THE TASK:
Below is a block of records: output all of them exactly and leave out the pictures.

Saved entries

※

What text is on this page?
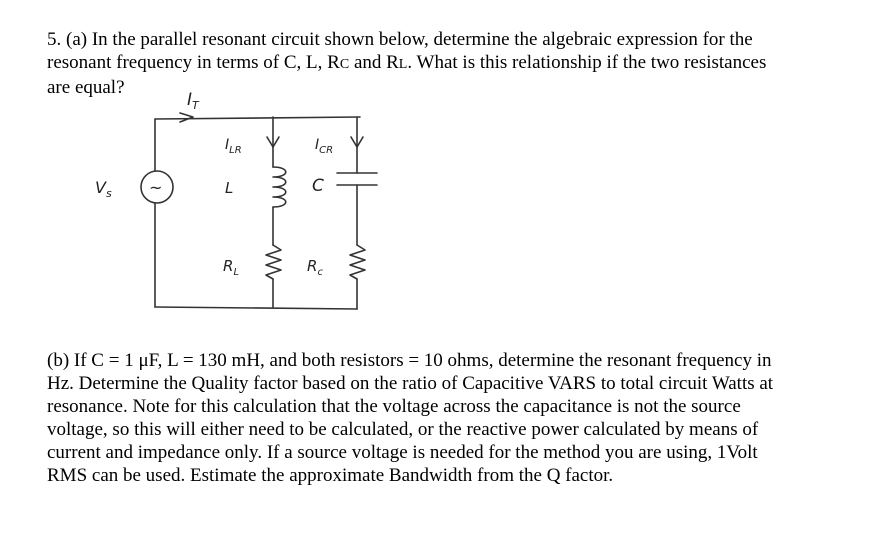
5. (a) In the parallel resonant circuit shown below, determine the algebraic expression for the
resonant frequency in terms of C, L, RC and RL. What is this relationship if the two resistances
are equal?
$I_T$
$I_{LR}$	$I_{CR}$
$V_s$ ~	L	C
$R_L$	$R_c$
(b) If C = 1 μF, L = 130 mH, and both resistors = 10 ohms, determine the resonant frequency in
Hz. Determine the Quality factor based on the ratio of Capacitive VARS to total circuit Watts at
resonance. Note for this calculation that the voltage across the capacitance is not the source
voltage, so this will either need to be calculated, or the reactive power calculated by means of
current and impedance only. If a source voltage is needed for the method you are using, 1Volt
RMS can be used. Estimate the approximate Bandwidth from the Q factor.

※

COMPLETED EXERCISE:
What text is on this page?
5. (a) In the parallel resonant circuit shown below, determine the algebraic expression for the
resonant frequency in terms of C, L, RC and RL. What is this relationship if the two resistances
are equal?
$I_T$
$I_{LR}$	$I_{CR}$
$V_s$ ~	L	C
$R_L$	$R_c$
(b) If C = 1 μF, L = 130 mH, and both resistors = 10 ohms, determine the resonant frequency in
Hz. Determine the Quality factor based on the ratio of Capacitive VARS to total circuit Watts at
resonance. Note for this calculation that the voltage across the capacitance is not the source
voltage, so this will either need to be calculated, or the reactive power calculated by means of
current and impedance only. If a source voltage is needed for the method you are using, 1Volt
RMS can be used. Estimate the approximate Bandwidth from the Q factor.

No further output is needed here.